__Input material__
****************
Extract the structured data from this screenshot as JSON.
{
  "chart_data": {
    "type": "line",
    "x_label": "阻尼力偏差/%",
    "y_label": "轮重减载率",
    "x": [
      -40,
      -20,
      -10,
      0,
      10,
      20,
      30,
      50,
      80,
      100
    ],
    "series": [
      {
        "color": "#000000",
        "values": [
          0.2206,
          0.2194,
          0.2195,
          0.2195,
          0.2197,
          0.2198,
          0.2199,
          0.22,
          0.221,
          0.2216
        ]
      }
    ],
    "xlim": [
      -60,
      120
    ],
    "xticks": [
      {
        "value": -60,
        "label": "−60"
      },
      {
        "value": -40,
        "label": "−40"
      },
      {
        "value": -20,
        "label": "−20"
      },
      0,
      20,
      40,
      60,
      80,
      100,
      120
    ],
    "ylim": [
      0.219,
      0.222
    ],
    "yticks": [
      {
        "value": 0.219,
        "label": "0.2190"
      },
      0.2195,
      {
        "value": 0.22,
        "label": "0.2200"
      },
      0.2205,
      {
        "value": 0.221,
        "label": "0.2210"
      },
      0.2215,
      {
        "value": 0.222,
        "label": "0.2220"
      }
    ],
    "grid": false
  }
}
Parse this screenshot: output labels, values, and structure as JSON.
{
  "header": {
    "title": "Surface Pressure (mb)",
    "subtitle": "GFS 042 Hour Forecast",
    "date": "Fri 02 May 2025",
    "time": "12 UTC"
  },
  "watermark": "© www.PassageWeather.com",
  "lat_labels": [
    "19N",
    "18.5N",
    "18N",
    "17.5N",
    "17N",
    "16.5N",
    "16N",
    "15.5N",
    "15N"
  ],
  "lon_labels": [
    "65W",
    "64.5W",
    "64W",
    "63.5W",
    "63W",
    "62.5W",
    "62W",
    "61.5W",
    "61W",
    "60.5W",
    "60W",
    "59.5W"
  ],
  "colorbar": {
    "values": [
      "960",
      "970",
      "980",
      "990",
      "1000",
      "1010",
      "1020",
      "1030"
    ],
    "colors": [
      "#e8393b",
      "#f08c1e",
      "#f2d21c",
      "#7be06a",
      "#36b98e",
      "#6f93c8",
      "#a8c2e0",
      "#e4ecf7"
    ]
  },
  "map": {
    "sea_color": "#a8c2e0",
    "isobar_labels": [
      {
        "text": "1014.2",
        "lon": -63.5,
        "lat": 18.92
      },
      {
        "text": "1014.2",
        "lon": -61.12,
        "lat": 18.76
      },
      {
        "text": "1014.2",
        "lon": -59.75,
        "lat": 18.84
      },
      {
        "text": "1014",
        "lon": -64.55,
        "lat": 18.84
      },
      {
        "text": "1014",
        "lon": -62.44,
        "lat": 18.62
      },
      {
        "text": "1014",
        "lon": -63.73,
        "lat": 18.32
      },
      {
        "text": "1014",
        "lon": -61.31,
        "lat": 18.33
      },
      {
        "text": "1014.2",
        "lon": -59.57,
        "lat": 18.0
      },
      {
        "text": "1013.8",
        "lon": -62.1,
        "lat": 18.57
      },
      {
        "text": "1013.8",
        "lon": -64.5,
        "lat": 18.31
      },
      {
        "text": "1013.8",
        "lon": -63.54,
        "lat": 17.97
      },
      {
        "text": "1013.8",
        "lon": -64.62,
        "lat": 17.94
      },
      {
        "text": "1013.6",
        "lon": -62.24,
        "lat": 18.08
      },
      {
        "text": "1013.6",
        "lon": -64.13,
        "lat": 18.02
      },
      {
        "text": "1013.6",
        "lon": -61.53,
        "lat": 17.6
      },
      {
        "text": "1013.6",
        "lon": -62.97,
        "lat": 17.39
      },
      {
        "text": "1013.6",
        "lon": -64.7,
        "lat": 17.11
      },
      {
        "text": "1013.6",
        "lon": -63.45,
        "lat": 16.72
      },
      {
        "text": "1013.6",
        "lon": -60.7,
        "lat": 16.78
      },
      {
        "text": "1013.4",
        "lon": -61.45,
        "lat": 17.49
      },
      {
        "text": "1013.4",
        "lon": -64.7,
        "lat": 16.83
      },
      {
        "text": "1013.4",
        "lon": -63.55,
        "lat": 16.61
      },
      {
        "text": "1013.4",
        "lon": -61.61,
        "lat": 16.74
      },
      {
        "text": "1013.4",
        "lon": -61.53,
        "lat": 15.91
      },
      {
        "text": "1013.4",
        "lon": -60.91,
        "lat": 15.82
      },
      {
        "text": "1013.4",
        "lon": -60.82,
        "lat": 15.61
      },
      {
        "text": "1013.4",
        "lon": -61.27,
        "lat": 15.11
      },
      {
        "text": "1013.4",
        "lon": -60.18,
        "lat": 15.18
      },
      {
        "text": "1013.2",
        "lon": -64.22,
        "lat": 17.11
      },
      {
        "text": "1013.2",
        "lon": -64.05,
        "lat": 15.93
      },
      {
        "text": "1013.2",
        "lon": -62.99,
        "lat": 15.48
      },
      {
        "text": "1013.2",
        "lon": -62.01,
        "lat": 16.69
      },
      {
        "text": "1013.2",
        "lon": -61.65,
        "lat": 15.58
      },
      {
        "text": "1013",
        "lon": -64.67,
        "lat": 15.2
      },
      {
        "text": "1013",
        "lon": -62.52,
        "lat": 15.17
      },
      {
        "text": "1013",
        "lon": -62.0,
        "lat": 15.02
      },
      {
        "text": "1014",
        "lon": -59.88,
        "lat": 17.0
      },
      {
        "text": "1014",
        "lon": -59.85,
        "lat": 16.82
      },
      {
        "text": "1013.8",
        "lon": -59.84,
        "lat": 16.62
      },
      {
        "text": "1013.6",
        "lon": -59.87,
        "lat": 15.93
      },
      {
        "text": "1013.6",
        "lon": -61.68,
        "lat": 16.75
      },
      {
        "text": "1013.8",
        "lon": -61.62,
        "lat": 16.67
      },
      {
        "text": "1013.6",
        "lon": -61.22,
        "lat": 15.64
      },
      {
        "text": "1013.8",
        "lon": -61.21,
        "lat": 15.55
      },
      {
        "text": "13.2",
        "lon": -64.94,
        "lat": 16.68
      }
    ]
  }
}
****************
Lines that hold the word "this" are the ones to return, every one of them.

__Exercise output__
Extract the structured data from this screenshot as JSON.
Parse this screenshot: output labels, values, and structure as JSON.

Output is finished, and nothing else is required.